- _Task to carry out_: Show every line in the entries below where the word "JSON" appears.

━━━━━ Record list ━━━━━

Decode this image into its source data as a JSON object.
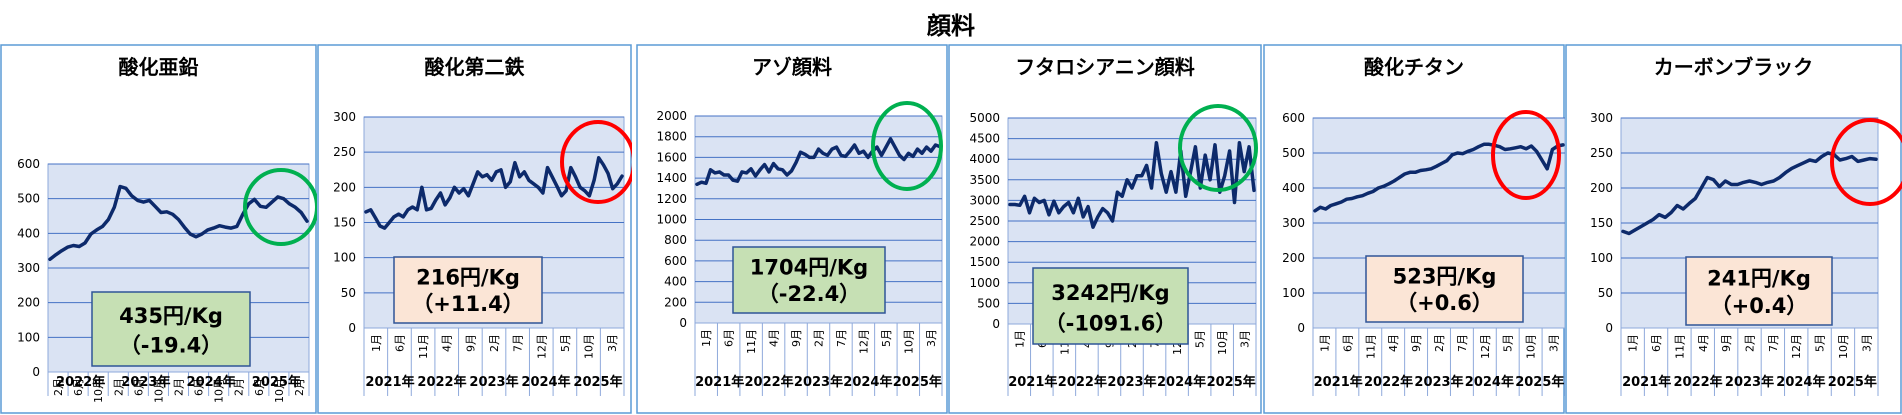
{
  "page_title": "顔料",
  "chart_data": [
    {
      "type": "line",
      "title": "酸化亜鉛",
      "ylim": [
        0,
        600
      ],
      "yticks": [
        0,
        100,
        200,
        300,
        400,
        500,
        600
      ],
      "x_month_labels": [
        "2月",
        "6月",
        "10月",
        "2月",
        "6月",
        "10月",
        "2月",
        "6月",
        "10月",
        "2月",
        "6月",
        "10月",
        "2月"
      ],
      "x_year_labels": [
        "2022年",
        "2023年",
        "2024年",
        "2025年"
      ],
      "values": [
        325,
        338,
        350,
        360,
        365,
        362,
        372,
        398,
        410,
        420,
        440,
        475,
        535,
        530,
        508,
        495,
        490,
        495,
        478,
        460,
        462,
        455,
        440,
        418,
        398,
        390,
        398,
        410,
        415,
        422,
        418,
        415,
        420,
        455,
        485,
        498,
        478,
        475,
        490,
        505,
        500,
        485,
        475,
        460,
        435
      ],
      "value_label": "435円/Kg",
      "change_label": "（-19.4）",
      "label_bg": "#c6e0b4",
      "circle_color": "#00b050",
      "grid": true,
      "line_color": "#0d2a6b",
      "plot_bg": "#dae3f3"
    },
    {
      "type": "line",
      "title": "酸化第二鉄",
      "ylim": [
        0,
        300
      ],
      "yticks": [
        0,
        50,
        100,
        150,
        200,
        250,
        300
      ],
      "x_month_labels": [
        "1月",
        "6月",
        "11月",
        "4月",
        "9月",
        "2月",
        "7月",
        "12月",
        "5月",
        "10月",
        "3月"
      ],
      "x_year_labels": [
        "2021年",
        "2022年",
        "2023年",
        "2024年",
        "2025年"
      ],
      "values": [
        165,
        168,
        157,
        145,
        142,
        150,
        158,
        162,
        158,
        168,
        172,
        168,
        200,
        168,
        170,
        182,
        192,
        175,
        185,
        200,
        192,
        198,
        188,
        205,
        222,
        215,
        218,
        210,
        222,
        225,
        200,
        208,
        235,
        215,
        222,
        210,
        205,
        200,
        192,
        228,
        215,
        202,
        188,
        195,
        228,
        215,
        200,
        195,
        188,
        210,
        242,
        232,
        220,
        198,
        205,
        216
      ],
      "value_label": "216円/Kg",
      "change_label": "（+11.4）",
      "label_bg": "#fbe5d6",
      "circle_color": "#ff0000",
      "grid": true,
      "line_color": "#0d2a6b",
      "plot_bg": "#dae3f3"
    },
    {
      "type": "line",
      "title": "アゾ顔料",
      "ylim": [
        0,
        2000
      ],
      "yticks": [
        0,
        200,
        400,
        600,
        800,
        1000,
        1200,
        1400,
        1600,
        1800,
        2000
      ],
      "x_month_labels": [
        "1月",
        "6月",
        "11月",
        "4月",
        "9月",
        "2月",
        "7月",
        "12月",
        "5月",
        "10月",
        "3月"
      ],
      "x_year_labels": [
        "2021年",
        "2022年",
        "2023年",
        "2024年",
        "2025年"
      ],
      "values": [
        1340,
        1360,
        1350,
        1480,
        1450,
        1460,
        1430,
        1430,
        1380,
        1370,
        1460,
        1450,
        1490,
        1420,
        1480,
        1530,
        1460,
        1540,
        1490,
        1480,
        1430,
        1470,
        1550,
        1650,
        1630,
        1600,
        1600,
        1680,
        1640,
        1620,
        1680,
        1700,
        1620,
        1610,
        1660,
        1720,
        1640,
        1660,
        1600,
        1660,
        1700,
        1620,
        1700,
        1780,
        1700,
        1620,
        1580,
        1640,
        1610,
        1680,
        1640,
        1700,
        1660,
        1720,
        1704
      ],
      "value_label": "1704円/Kg",
      "change_label": "（-22.4）",
      "label_bg": "#c6e0b4",
      "circle_color": "#00b050",
      "grid": true,
      "line_color": "#0d2a6b",
      "plot_bg": "#dae3f3"
    },
    {
      "type": "line",
      "title": "フタロシアニン顔料",
      "ylim": [
        0,
        5000
      ],
      "yticks": [
        0,
        500,
        1000,
        1500,
        2000,
        2500,
        3000,
        3500,
        4000,
        4500,
        5000
      ],
      "x_month_labels": [
        "1月",
        "6月",
        "11月",
        "4月",
        "9月",
        "2月",
        "7月",
        "12月",
        "5月",
        "10月",
        "3月"
      ],
      "x_year_labels": [
        "2021年",
        "2022年",
        "2023年",
        "2024年",
        "2025年"
      ],
      "values": [
        2900,
        2900,
        2880,
        3100,
        2700,
        3050,
        2950,
        3000,
        2650,
        2980,
        2700,
        2850,
        2950,
        2700,
        3050,
        2600,
        2850,
        2350,
        2600,
        2800,
        2700,
        2500,
        3200,
        3100,
        3500,
        3300,
        3600,
        3600,
        3850,
        3300,
        4400,
        3650,
        3200,
        3700,
        3200,
        4200,
        3100,
        3700,
        4300,
        3300,
        4100,
        3500,
        4350,
        3200,
        3600,
        4200,
        2950,
        4400,
        3700,
        4300,
        3242
      ],
      "value_label": "3242円/Kg",
      "change_label": "（-1091.6）",
      "label_bg": "#c6e0b4",
      "circle_color": "#00b050",
      "grid": true,
      "line_color": "#0d2a6b",
      "plot_bg": "#dae3f3"
    },
    {
      "type": "line",
      "title": "酸化チタン",
      "ylim": [
        0,
        600
      ],
      "yticks": [
        0,
        100,
        200,
        300,
        400,
        500,
        600
      ],
      "x_month_labels": [
        "1月",
        "6月",
        "11月",
        "4月",
        "9月",
        "2月",
        "7月",
        "12月",
        "5月",
        "10月",
        "3月"
      ],
      "x_year_labels": [
        "2021年",
        "2022年",
        "2023年",
        "2024年",
        "2025年"
      ],
      "values": [
        335,
        345,
        340,
        350,
        355,
        360,
        368,
        370,
        375,
        378,
        385,
        390,
        400,
        405,
        412,
        420,
        430,
        440,
        445,
        445,
        450,
        452,
        455,
        462,
        470,
        478,
        495,
        500,
        498,
        505,
        510,
        518,
        525,
        525,
        522,
        518,
        510,
        512,
        515,
        518,
        512,
        520,
        505,
        480,
        455,
        510,
        520,
        523
      ],
      "value_label": "523円/Kg",
      "change_label": "（+0.6）",
      "label_bg": "#fbe5d6",
      "circle_color": "#ff0000",
      "grid": true,
      "line_color": "#0d2a6b",
      "plot_bg": "#dae3f3"
    },
    {
      "type": "line",
      "title": "カーボンブラック",
      "ylim": [
        0,
        300
      ],
      "yticks": [
        0,
        50,
        100,
        150,
        200,
        250,
        300
      ],
      "x_month_labels": [
        "1月",
        "6月",
        "11月",
        "4月",
        "9月",
        "2月",
        "7月",
        "12月",
        "5月",
        "10月",
        "3月"
      ],
      "x_year_labels": [
        "2021年",
        "2022年",
        "2023年",
        "2024年",
        "2025年"
      ],
      "values": [
        138,
        135,
        140,
        145,
        150,
        155,
        162,
        158,
        165,
        175,
        170,
        178,
        185,
        200,
        215,
        212,
        202,
        210,
        205,
        205,
        208,
        210,
        208,
        205,
        208,
        210,
        215,
        222,
        228,
        232,
        236,
        240,
        238,
        245,
        250,
        248,
        240,
        242,
        245,
        238,
        240,
        242,
        241
      ],
      "value_label": "241円/Kg",
      "change_label": "（+0.4）",
      "label_bg": "#fbe5d6",
      "circle_color": "#ff0000",
      "grid": true,
      "line_color": "#0d2a6b",
      "plot_bg": "#dae3f3"
    }
  ]
}
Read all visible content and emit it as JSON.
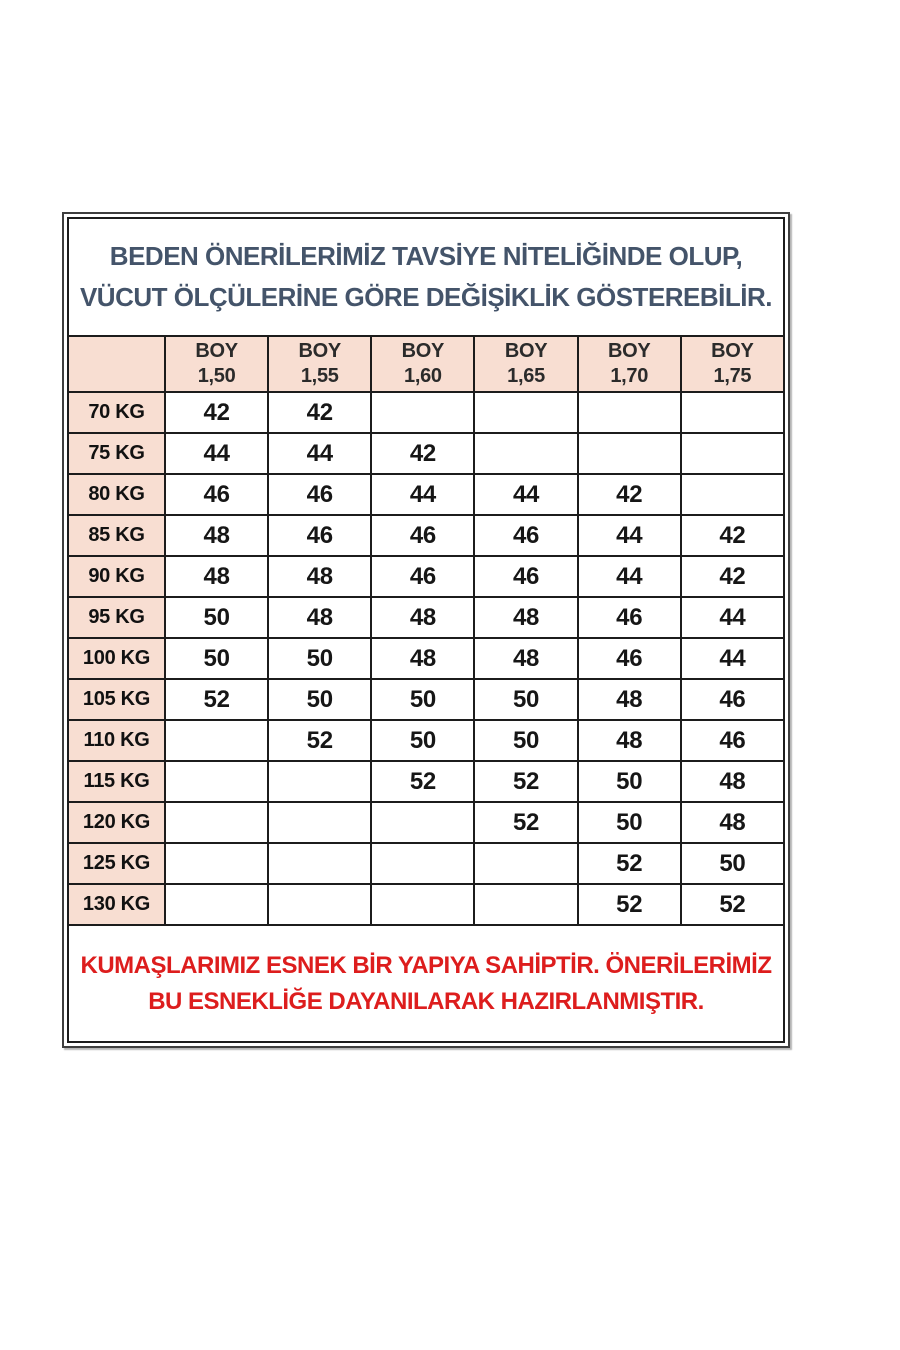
{
  "page": {
    "background": "#ffffff",
    "colors": {
      "panel_border": "#3e3e3e",
      "grid": "#1c1c1c",
      "header_bg": "#f8ded2",
      "title_text": "#44546a",
      "warning_text": "#dd1d1d",
      "cell_text": "#161616"
    }
  },
  "notice_top": {
    "line1": "BEDEN ÖNERİLERİMİZ TAVSİYE NİTELİĞİNDE OLUP,",
    "line2": "VÜCUT ÖLÇÜLERİNE GÖRE DEĞİŞİKLİK GÖSTEREBİLİR.",
    "text_color": "#44546a"
  },
  "notice_bottom": {
    "line1": "KUMAŞLARIMIZ ESNEK BİR YAPIYA SAHİPTİR. ÖNERİLERİMİZ",
    "line2": "BU ESNEKLİĞE DAYANILARAK HAZIRLANMIŞTIR.",
    "text_color": "#dd1d1d"
  },
  "chart_data": {
    "type": "table",
    "title": "Beden önerileri tablosu (kilo x boy)",
    "corner_label": "",
    "header_bg": "#f8ded2",
    "label_col_bg": "#f8ded2",
    "grid": true,
    "columns": [
      {
        "line1": "BOY",
        "line2": "1,50"
      },
      {
        "line1": "BOY",
        "line2": "1,55"
      },
      {
        "line1": "BOY",
        "line2": "1,60"
      },
      {
        "line1": "BOY",
        "line2": "1,65"
      },
      {
        "line1": "BOY",
        "line2": "1,70"
      },
      {
        "line1": "BOY",
        "line2": "1,75"
      }
    ],
    "rows": [
      {
        "label": "70 KG",
        "values": [
          "42",
          "42",
          "",
          "",
          "",
          ""
        ]
      },
      {
        "label": "75 KG",
        "values": [
          "44",
          "44",
          "42",
          "",
          "",
          ""
        ]
      },
      {
        "label": "80 KG",
        "values": [
          "46",
          "46",
          "44",
          "44",
          "42",
          ""
        ]
      },
      {
        "label": "85 KG",
        "values": [
          "48",
          "46",
          "46",
          "46",
          "44",
          "42"
        ]
      },
      {
        "label": "90 KG",
        "values": [
          "48",
          "48",
          "46",
          "46",
          "44",
          "42"
        ]
      },
      {
        "label": "95 KG",
        "values": [
          "50",
          "48",
          "48",
          "48",
          "46",
          "44"
        ]
      },
      {
        "label": "100 KG",
        "values": [
          "50",
          "50",
          "48",
          "48",
          "46",
          "44"
        ]
      },
      {
        "label": "105 KG",
        "values": [
          "52",
          "50",
          "50",
          "50",
          "48",
          "46"
        ]
      },
      {
        "label": "110 KG",
        "values": [
          "",
          "52",
          "50",
          "50",
          "48",
          "46"
        ]
      },
      {
        "label": "115 KG",
        "values": [
          "",
          "",
          "52",
          "52",
          "50",
          "48"
        ]
      },
      {
        "label": "120 KG",
        "values": [
          "",
          "",
          "",
          "52",
          "50",
          "48"
        ]
      },
      {
        "label": "125 KG",
        "values": [
          "",
          "",
          "",
          "",
          "52",
          "50"
        ]
      },
      {
        "label": "130 KG",
        "values": [
          "",
          "",
          "",
          "",
          "52",
          "52"
        ]
      }
    ]
  }
}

━━━━━

- _Solution to this task_:
Decode this image into its source data as a JSON object.
Read all visible content and emit it as JSON.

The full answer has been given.